▸ What the exercise asks
In the records below, find each line holding the word "Sportfreunde" and copy it.

(Extracted data entries)
┌──

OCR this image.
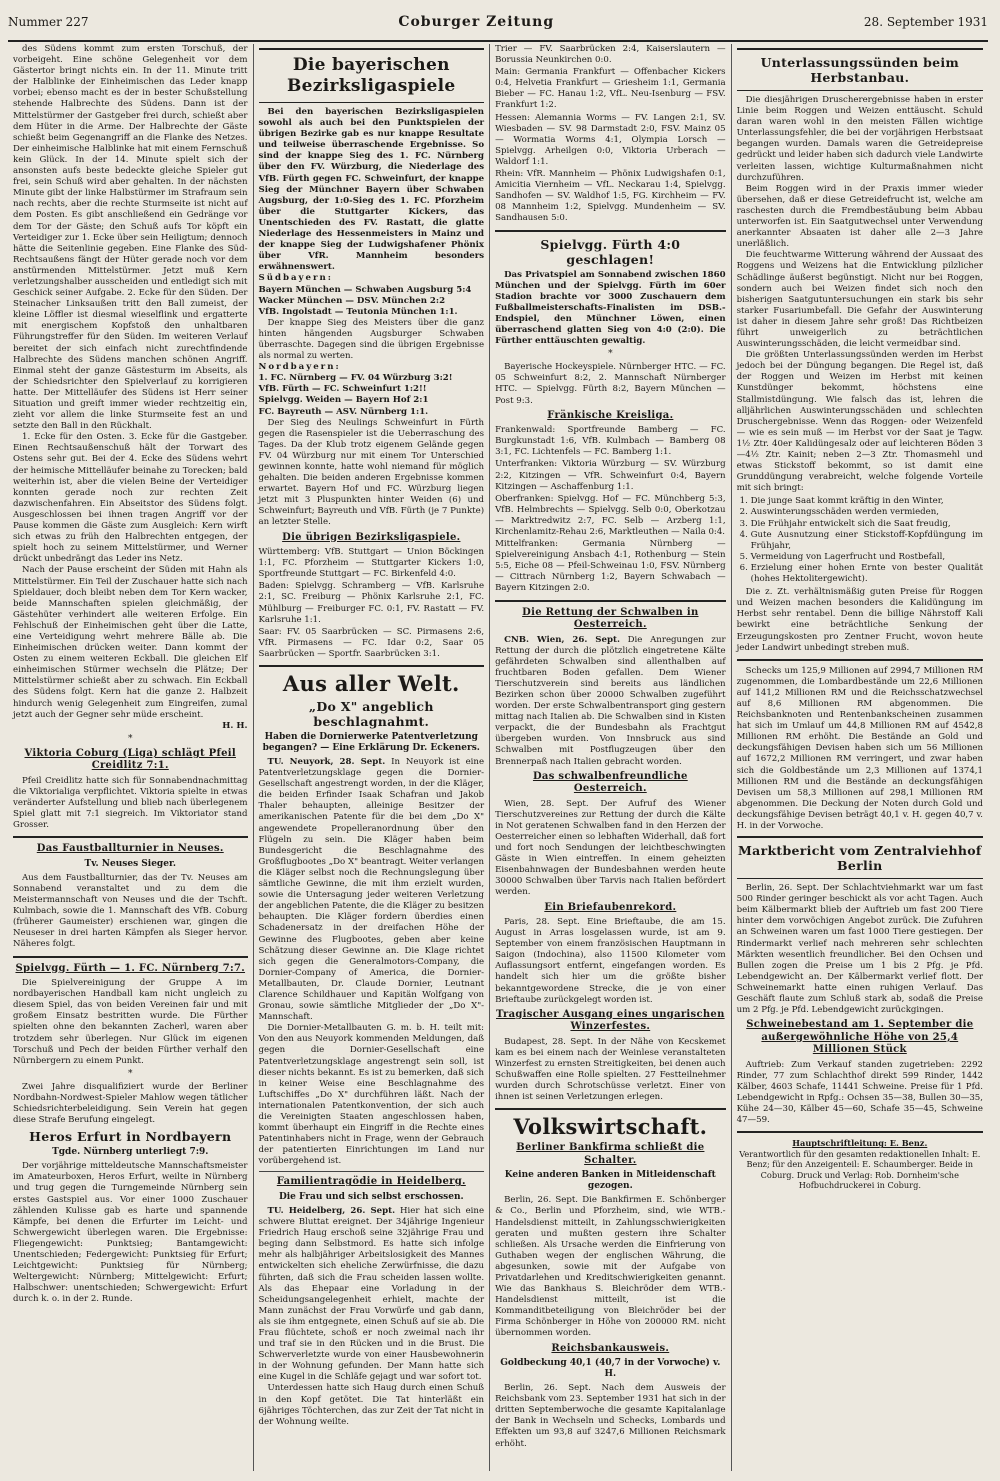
Nummer 227	Coburger Zeitung	28. September 1931

des Südens kommt zum ersten Torschuß, der vorbeigeht. Eine schöne Gelegenheit vor dem Gästertor bringt nichts ein. In der 11. Minute tritt der Halblinke der Einheimischen das Leder knapp vorbei; ebenso macht es der in bester Schußstellung stehende Halbrechte des Südens. Dann ist der Mittelstürmer der Gastgeber frei durch, schießt aber dem Hüter in die Arme. Der Halbrechte der Gäste schießt beim Gegenangriff an die Flanke des Netzes. Der einheimische Halblinke hat mit einem Fernschuß kein Glück. In der 14. Minute spielt sich der ansonsten aufs beste bedeckte gleiche Spieler gut frei, sein Schuß wird aber gehalten. In der nächsten Minute gibt der linke Halbstürmer im Strafraum sein nach rechts, aber die rechte Sturmseite ist nicht auf dem Posten. Es gibt anschließend ein Gedränge vor dem Tor der Gäste; den Schuß aufs Tor köpft ein Verteidiger zur 1. Ecke über sein Heiligtum; dennoch hätte die Seitenlinie gegeben. Eine Flanke des Süd-Rechtsaußens fängt der Hüter gerade noch vor dem anstürmenden Mittelstürmer. Jetzt muß Kern verletzungshalber ausscheiden und entledigt sich mit Geschick seiner Aufgabe. 2. Ecke für den Süden. Der Steinacher Linksaußen tritt den Ball zumeist, der kleine Löffler ist diesmal wieselflink und ergatterte mit energischem Kopfstoß den unhaltbaren Führungstreffer für den Süden. Im weiteren Verlauf bereitet der sich einfach nicht zurechtfindende Halbrechte des Südens manchen schönen Angriff. Einmal steht der ganze Gästesturm im Abseits, als der Schiedsrichter den Spielverlauf zu korrigieren hatte. Der Mittelläufer des Südens ist Herr seiner Situation und greift immer wieder rechtzeitig ein, zieht vor allem die linke Sturmseite fest an und setzte den Ball in den Rückhalt.

1. Ecke für den Osten. 3. Ecke für die Gastgeber. Einen Rechtsaußenschuß hält der Torwart des Ostens sehr gut. Bei der 4. Ecke des Südens wehrt der heimische Mittelläufer beinahe zu Torecken; bald weiterhin ist, aber die vielen Beine der Verteidiger konnten gerade noch zur rechten Zeit dazwischenfahren. Ein Abseitstor des Südens folgt. Ausgeschlossen bei ihnen tragen Angriff vor der Pause kommen die Gäste zum Ausgleich: Kern wirft sich etwas zu früh den Halbrechten entgegen, der spielt hoch zu seinem Mittelstürmer, und Werner drückt unbedrängt das Leder ins Netz.

Nach der Pause erscheint der Süden mit Hahn als Mittelstürmer. Ein Teil der Zuschauer hatte sich nach Spieldauer, doch bleibt neben dem Tor Kern wacker, beide Mannschaften spielen gleichmäßig, der Gästehüter verhindert alle weiteren Erfolge. Ein Fehlschuß der Einheimischen geht über die Latte, eine Verteidigung wehrt mehrere Bälle ab. Die Einheimischen drücken weiter. Dann kommt der Osten zu einem weiteren Eckball. Die gleichen Elf einheimischen Stürmer wechseln die Plätze; Der Mittelstürmer schießt aber zu schwach. Ein Eckball des Südens folgt. Kern hat die ganze 2. Halbzeit hindurch wenig Gelegenheit zum Eingreifen, zumal jetzt auch der Gegner sehr müde erscheint.

H. H.
*
Viktoria Coburg (Liga) schlägt Pfeil Creidlitz 7:1.

Pfeil Creidlitz hatte sich für Sonnabendnachmittag die Viktorialiga verpflichtet. Viktoria spielte in etwas veränderter Aufstellung und blieb nach überlegenem Spiel glatt mit 7:1 siegreich. Im Viktoriator stand Grosser.

Das Faustballturnier in Neuses.
Tv. Neuses Sieger.

Aus dem Faustballturnier, das der Tv. Neuses am Sonnabend veranstaltet und zu dem die Meistermannschaft von Neuses und die der Tschft. Kulmbach, sowie die 1. Mannschaft des VfB. Coburg (früherer Gaumeister) erschienen war, gingen die Neuseser in drei harten Kämpfen als Sieger hervor. Näheres folgt.

Spielvgg. Fürth — 1. FC. Nürnberg 7:7.

Die Spielvereinigung der Gruppe A im nordbayerischen Handball kam nicht ungleich zu diesem Spiel, das von beiden Vereinen fair und mit großem Einsatz bestritten wurde. Die Fürther spielten ohne den bekannten Zacherl, waren aber trotzdem sehr überlegen. Nur Glück im eigenen Torschuß und Pech der beiden Fürther verhalf den Nürnbergern zu einem Punkt.

*

Zwei Jahre disqualifiziert wurde der Berliner Nordbahn-Nordwest-Spieler Mahlow wegen tätlicher Schiedsrichterbeleidigung. Sein Verein hat gegen diese Strafe Berufung eingelegt.

Heros Erfurt in Nordbayern
Tgde. Nürnberg unterliegt 7:9.

Der vorjährige mitteldeutsche Mannschaftsmeister im Amateurboxen, Heros Erfurt, weilte in Nürnberg und trug gegen die Turngemeinde Nürnberg sein erstes Gastspiel aus. Vor einer 1000 Zuschauer zählenden Kulisse gab es harte und spannende Kämpfe, bei denen die Erfurter im Leicht- und Schwergewicht überlegen waren. Die Ergebnisse: Fliegengewicht: Punktsieg; Bantamgewicht: Unentschieden; Federgewicht: Punktsieg für Erfurt; Leichtgewicht: Punktsieg für Nürnberg; Weltergewicht: Nürnberg; Mittelgewicht: Erfurt; Halbschwer: unentschieden; Schwergewicht: Erfurt durch k. o. in der 2. Runde.

Die bayerischen Bezirksligaspiele

Bei den bayerischen Bezirksligaspielen sowohl als auch bei den Punktspielen der übrigen Bezirke gab es nur knappe Resultate und teilweise überraschende Ergebnisse. So sind der knappe Sieg des 1. FC. Nürnberg über den FV. Würzburg, die Niederlage des VfB. Fürth gegen FC. Schweinfurt, der knappe Sieg der Münchner Bayern über Schwaben Augsburg, der 1:0-Sieg des 1. FC. Pforzheim über die Stuttgarter Kickers, das Unentschieden des FV. Rastatt, die glatte Niederlage des Hessenmeisters in Mainz und der knappe Sieg der Ludwigshafener Phönix über VfR. Mannheim besonders erwähnenswert.

Südbayern:
Bayern München — Schwaben Augsburg 5:4
Wacker München — DSV. München 2:2
VfB. Ingolstadt — Teutonia München 1:1.

Der knappe Sieg des Meisters über die ganz hinten hängenden Augsburger Schwaben überraschte. Dagegen sind die übrigen Ergebnisse als normal zu werten.

Nordbayern:
1. FC. Nürnberg — FV. 04 Würzburg 3:2!
VfB. Fürth — FC. Schweinfurt 1:2!!
Spielvgg. Weiden — Bayern Hof 2:1
FC. Bayreuth — ASV. Nürnberg 1:1.

Der Sieg des Neulings Schweinfurt in Fürth gegen die Rasenspieler ist die Ueberraschung des Tages. Da der Klub trotz eigenem Gelände gegen FV. 04 Würzburg nur mit einem Tor Unterschied gewinnen konnte, hatte wohl niemand für möglich gehalten. Die beiden anderen Ergebnisse kommen erwartet. Bayern Hof und FC. Würzburg liegen jetzt mit 3 Pluspunkten hinter Weiden (6) und Schweinfurt; Bayreuth und VfB. Fürth (je 7 Punkte) an letzter Stelle.

Die übrigen Bezirksligaspiele.
Württemberg: VfB. Stuttgart — Union Böckingen 1:1, FC. Pforzheim — Stuttgarter Kickers 1:0, Sportfreunde Stuttgart — FC. Birkenfeld 4:0.
Baden: Spielvgg. Schramberg — VfB. Karlsruhe 2:1, SC. Freiburg — Phönix Karlsruhe 2:1, FC. Mühlburg — Freiburger FC. 0:1, FV. Rastatt — FV. Karlsruhe 1:1.
Saar: FV. 05 Saarbrücken — SC. Pirmasens 2:6, VfR. Pirmasens — FC. Idar 0:2, Saar 05 Saarbrücken — Sportfr. Saarbrücken 3:1.
Aus aller Welt.
„Do X" angeblich beschlagnahmt.
Haben die Dornierwerke Patentverletzung begangen? — Eine Erklärung Dr. Eckeners.

TU. Neuyork, 28. Sept. In Neuyork ist eine Patentverletzungsklage gegen die Dornier-Gesellschaft angestrengt worden, in der die Kläger, die beiden Erfinder Isaak Schafran und Jakob Thaler behaupten, alleinige Besitzer der amerikanischen Patente für die bei dem „Do X" angewendete Propelleranordnung über den Flügeln zu sein. Die Kläger haben beim Bundesgericht die Beschlagnahme des Großflugbootes „Do X" beantragt. Weiter verlangen die Kläger selbst noch die Rechnungslegung über sämtliche Gewinne, die mit ihm erzielt wurden, sowie die Untersagung jeder weiteren Verletzung der angeblichen Patente, die die Kläger zu besitzen behaupten. Die Kläger fordern überdies einen Schadenersatz in der dreifachen Höhe der Gewinne des Flugbootes, geben aber keine Schätzung dieser Gewinne an. Die Klage richtet sich gegen die Generalmotors-Company, die Dornier-Company of America, die Dornier-Metallbauten, Dr. Claude Dornier, Leutnant Clarence Schildhauer und Kapitän Wolfgang von Gronau, sowie sämtliche Mitglieder der „Do X"-Mannschaft.

Die Dornier-Metallbauten G. m. b. H. teilt mit: Von den aus Neuyork kommenden Meldungen, daß gegen die Dornier-Gesellschaft eine Patentverletzungsklage angestrengt sein soll, ist dieser nichts bekannt. Es ist zu bemerken, daß sich in keiner Weise eine Beschlagnahme des Luftschiffes „Do X" durchführen läßt. Nach der internationalen Patentkonvention, der sich auch die Vereinigten Staaten angeschlossen haben, kommt überhaupt ein Eingriff in die Rechte eines Patentinhabers nicht in Frage, wenn der Gebrauch der patentierten Einrichtungen im Land nur vorübergehend ist.

Familientragödie in Heidelberg.
Die Frau und sich selbst erschossen.

TU. Heidelberg, 26. Sept. Hier hat sich eine schwere Bluttat ereignet. Der 34jährige Ingenieur Friedrich Haug erschoß seine 32jährige Frau und beging dann Selbstmord. Es hatte sich infolge mehr als halbjähriger Arbeitslosigkeit des Mannes entwickelten sich eheliche Zerwürfnisse, die dazu führten, daß sich die Frau scheiden lassen wollte. Als das Ehepaar eine Vorladung in der Scheidungsangelegenheit erhielt, machte der Mann zunächst der Frau Vorwürfe und gab dann, als sie ihm entgegnete, einen Schuß auf sie ab. Die Frau flüchtete, schoß er noch zweimal nach ihr und traf sie in den Rücken und in die Brust. Die Schwerverletzte wurde von einer Hausbewohnerin in der Wohnung gefunden. Der Mann hatte sich eine Kugel in die Schläfe gejagt und war sofort tot.

Unterdessen hatte sich Haug durch einen Schuß in den Kopf getötet. Die Tat hinterläßt ein 6jähriges Töchterchen, das zur Zeit der Tat nicht in der Wohnung weilte.

Trier — FV. Saarbrücken 2:4, Kaiserslautern — Borussia Neunkirchen 0:0.
Main: Germania Frankfurt — Offenbacher Kickers 0:4, Helvetia Frankfurt — Griesheim 1:1, Germania Bieber — FC. Hanau 1:2, VfL. Neu-Isenburg — FSV. Frankfurt 1:2.
Hessen: Alemannia Worms — FV. Langen 2:1, SV. Wiesbaden — SV. 98 Darmstadt 2:0, FSV. Mainz 05 — Wormatia Worms 4:1, Olympia Lorsch — Spielvgg. Arheilgen 0:0, Viktoria Urberach — Waldorf 1:1.
Rhein: VfR. Mannheim — Phönix Ludwigshafen 0:1, Amicitia Viernheim — VfL. Neckarau 1:4, Spielvgg. Sandhofen — SV. Waldhof 1:5, FG. Kirchheim — FV. 08 Mannheim 1:2, Spielvgg. Mundenheim — SV. Sandhausen 5:0.
Spielvgg. Fürth 4:0 geschlagen!

Das Privatspiel am Sonnabend zwischen 1860 München und der Spielvgg. Fürth im 60er Stadion brachte vor 3000 Zuschauern dem Fußballmeisterschafts-Finalisten im DSB.-Endspiel, den Münchner Löwen, einen überraschend glatten Sieg von 4:0 (2:0). Die Fürther enttäuschten gewaltig.

*

Bayerische Hockeyspiele. Nürnberger HTC. — FC. 05 Schweinfurt 8:2, 2. Mannschaft Nürnberger HTC. — Spielvgg. Fürth 8:2, Bayern München — Post 9:3.

Fränkische Kreisliga.
Frankenwald: Sportfreunde Bamberg — FC. Burgkunstadt 1:6, VfB. Kulmbach — Bamberg 08 3:1, FC. Lichtenfels — FC. Bamberg 1:1.
Unterfranken: Viktoria Würzburg — SV. Würzburg 2:2, Kitzingen — VfR. Schweinfurt 0:4, Bayern Kitzingen — Aschaffenburg 1:1.
Oberfranken: Spielvgg. Hof — FC. Münchberg 5:3, VfB. Helmbrechts — Spielvgg. Selb 0:0, Oberkotzau — Marktredwitz 2:7, FC. Selb — Arzberg 1:1, Kirchenlamitz-Rehau 2:6, Marktleuthen — Naila 0:4.
Mittelfranken: Germania Nürnberg — Spielvereinigung Ansbach 4:1, Rothenburg — Stein 5:5, Eiche 08 — Pfeil-Schweinau 1:0, FSV. Nürnberg — Cittrach Nürnberg 1:2, Bayern Schwabach — Bayern Kitzingen 2:0.
Die Rettung der Schwalben in Oesterreich.

CNB. Wien, 26. Sept. Die Anregungen zur Rettung der durch die plötzlich eingetretene Kälte gefährdeten Schwalben sind allenthalben auf fruchtbaren Boden gefallen. Dem Wiener Tierschutzverein sind bereits aus ländlichen Bezirken schon über 20000 Schwalben zugeführt worden. Der erste Schwalbentransport ging gestern mittag nach Italien ab. Die Schwalben sind in Kisten verpackt, die der Bundesbahn als Frachtgut übergeben wurden. Von Innsbruck aus sind Schwalben mit Postflugzeugen über den Brennerpaß nach Italien gebracht worden.

Das schwalbenfreundliche Oesterreich.

Wien, 28. Sept. Der Aufruf des Wiener Tierschutzvereines zur Rettung der durch die Kälte in Not geratenen Schwalben fand in den Herzen der Oesterreicher einen so lebhaften Widerhall, daß fort und fort noch Sendungen der leichtbeschwingten Gäste in Wien eintreffen. In einem geheizten Eisenbahnwagen der Bundesbahnen werden heute 30000 Schwalben über Tarvis nach Italien befördert werden.

Ein Briefaubenrekord.

Paris, 28. Sept. Eine Brieftaube, die am 15. August in Arras losgelassen wurde, ist am 9. September von einem französischen Hauptmann in Saigon (Indochina), also 11500 Kilometer vom Auflassungsort entfernt, eingefangen worden. Es handelt sich hier um die größte bisher bekanntgewordene Strecke, die je von einer Brieftaube zurückgelegt worden ist.

Tragischer Ausgang eines ungarischen Winzerfestes.

Budapest, 28. Sept. In der Nähe von Kecskemet kam es bei einem nach der Weinlese veranstalteten Winzerfest zu ernsten Streitigkeiten, bei denen auch Schußwaffen eine Rolle spielten. 27 Festteilnehmer wurden durch Schrotschüsse verletzt. Einer von ihnen ist seinen Verletzungen erlegen.

Volkswirtschaft.
Berliner Bankfirma schließt die Schalter.
Keine anderen Banken in Mitleidenschaft gezogen.

Berlin, 26. Sept. Die Bankfirmen E. Schönberger & Co., Berlin und Pforzheim, sind, wie WTB.-Handelsdienst mitteilt, in Zahlungsschwierigkeiten geraten und mußten gestern ihre Schalter schließen. Als Ursache werden die Einfrierung von Guthaben wegen der englischen Währung, die abgesunken, sowie mit der Aufgabe von Privatdarlehen und Kreditschwierigkeiten genannt. Wie das Bankhaus S. Bleichröder dem WTB.-Handelsdienst mitteilt, ist die Kommanditbeteiligung von Bleichröder bei der Firma Schönberger in Höhe von 200000 RM. nicht übernommen worden.

Reichsbankausweis.
Goldbeckung 40,1 (40,7 in der Vorwoche) v. H.

Berlin, 26. Sept. Nach dem Ausweis der Reichsbank vom 23. September 1931 hat sich in der dritten Septemberwoche die gesamte Kapitalanlage der Bank in Wechseln und Schecks, Lombards und Effekten um 93,8 auf 3247,6 Millionen Reichsmark erhöht.

Unterlassungssünden beim Herbstanbau.

Die diesjährigen Druscherergebnisse haben in erster Linie beim Roggen und Weizen enttäuscht. Schuld daran waren wohl in den meisten Fällen wichtige Unterlassungsfehler, die bei der vorjährigen Herbstsaat begangen wurden. Damals waren die Getreidepreise gedrückt und leider haben sich dadurch viele Landwirte verleiten lassen, wichtige Kulturmaßnahmen nicht durchzuführen.

Beim Roggen wird in der Praxis immer wieder übersehen, daß er diese Getreidefrucht ist, welche am raschesten durch die Fremdbestäubung beim Abbau unterworfen ist. Ein Saatgutwechsel unter Verwendung anerkannter Absaaten ist daher alle 2—3 Jahre unerläßlich.

Die feuchtwarme Witterung während der Aussaat des Roggens und Weizens hat die Entwicklung pilzlicher Schädlinge äußerst begünstigt. Nicht nur bei Roggen, sondern auch bei Weizen findet sich noch den bisherigen Saatgutuntersuchungen ein stark bis sehr starker Fusariumbefall. Die Gefahr der Auswinterung ist daher in diesem Jahre sehr groß! Das Richtbeizen führt unweigerlich zu beträchtlichen Auswinterungsschäden, die leicht vermeidbar sind.

Die größten Unterlassungssünden werden im Herbst jedoch bei der Düngung begangen. Die Regel ist, daß der Roggen und Weizen im Herbst mit keinen Kunstdünger bekommt, höchstens eine Stallmistdüngung. Wie falsch das ist, lehren die alljährlichen Auswinterungsschäden und schlechten Druschergebnisse. Wenn das Roggen- oder Weizenfeld — wie es sein muß — im Herbst vor der Saat je Tagw. 1½ Ztr. 40er Kalidüngesalz oder auf leichteren Böden 3—4½ Ztr. Kainit; neben 2—3 Ztr. Thomasmehl und etwas Stickstoff bekommt, so ist damit eine Grunddüngung verabreicht, welche folgende Vorteile mit sich bringt:

1. Die junge Saat kommt kräftig in den Winter,
2. Auswinterungsschäden werden vermieden,
3. Die Frühjahr entwickelt sich die Saat freudig,
4. Gute Ausnutzung einer Stickstoff-Kopfdüngung im Frühjahr,
5. Vermeidung von Lagerfrucht und Rostbefall,
6. Erzielung einer hohen Ernte von bester Qualität (hohes Hektolitergewicht).

Die z. Zt. verhältnismäßig guten Preise für Roggen und Weizen machen besonders die Kalidüngung im Herbst sehr rentabel. Denn die billige Nährstoff Kali bewirkt eine beträchtliche Senkung der Erzeugungskosten pro Zentner Frucht, wovon heute jeder Landwirt unbedingt streben muß.

Schecks um 125,9 Millionen auf 2994,7 Millionen RM zugenommen, die Lombardbestände um 22,6 Millionen auf 141,2 Millionen RM und die Reichsschatzwechsel auf 8,6 Millionen RM abgenommen. Die Reichsbanknoten und Rentenbankscheinen zusammen hat sich im Umlauf um 44,8 Millionen RM auf 4542,8 Millionen RM erhöht. Die Bestände an Gold und deckungsfähigen Devisen haben sich um 56 Millionen auf 1672,2 Millionen RM verringert, und zwar haben sich die Goldbestände um 2,3 Millionen auf 1374,1 Millionen RM und die Bestände an deckungsfähigen Devisen um 58,3 Millionen auf 298,1 Millionen RM abgenommen. Die Deckung der Noten durch Gold und deckungsfähige Devisen beträgt 40,1 v. H. gegen 40,7 v. H. in der Vorwoche.

Marktbericht vom Zentralviehhof Berlin

Berlin, 26. Sept. Der Schlachtviehmarkt war um fast 500 Rinder geringer beschickt als vor acht Tagen. Auch beim Kälbermarkt blieb der Auftrieb um fast 200 Tiere hinter dem vorwöchigen Angebot zurück. Die Zufuhren an Schweinen waren um fast 1000 Tiere gestiegen. Der Rindermarkt verlief nach mehreren sehr schlechten Märkten wesentlich freundlicher. Bei den Ochsen und Bullen zogen die Preise um 1 bis 2 Pfg. je Pfd. Lebendgewicht an. Der Kälbermarkt verlief flott. Der Schweinemarkt hatte einen ruhigen Verlauf. Das Geschäft flaute zum Schluß stark ab, sodaß die Preise um 2 Pfg. je Pfd. Lebendgewicht zurückgingen.

Schweinebestand am 1. September die außergewöhnliche Höhe von 25,4 Millionen Stück

Auftrieb: Zum Verkauf standen zugetrieben: 2292 Rinder, 77 zum Schlachthof direkt 599 Rinder, 1442 Kälber, 4603 Schafe, 11441 Schweine. Preise für 1 Pfd. Lebendgewicht in Rpfg.: Ochsen 35—38, Bullen 30—35, Kühe 24—30, Kälber 45—60, Schafe 35—45, Schweine 47—59.

Hauptschriftleitung: E. Benz.
Verantwortlich für den gesamten redaktionellen Inhalt: E. Benz; für den Anzeigenteil: E. Schaumberger. Beide in Coburg. Druck und Verlag: Rob. Dornheim'sche Hofbuchdruckerei in Coburg.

└──

▸ Solution to this problem
Württemberg: VfB. Stuttgart — Union Böckingen 1:1, FC. Pforzheim — Stuttgarter Kickers 1:0, Sportfreunde Stuttgart — FC. Birkenfeld 4:0.
Frankenwald: Sportfreunde Bamberg — FC. Burgkunstadt 1:6, VfB. Kulmbach — Bamberg 08 3:1, FC. Lichtenfels — FC. Bamberg 1:1.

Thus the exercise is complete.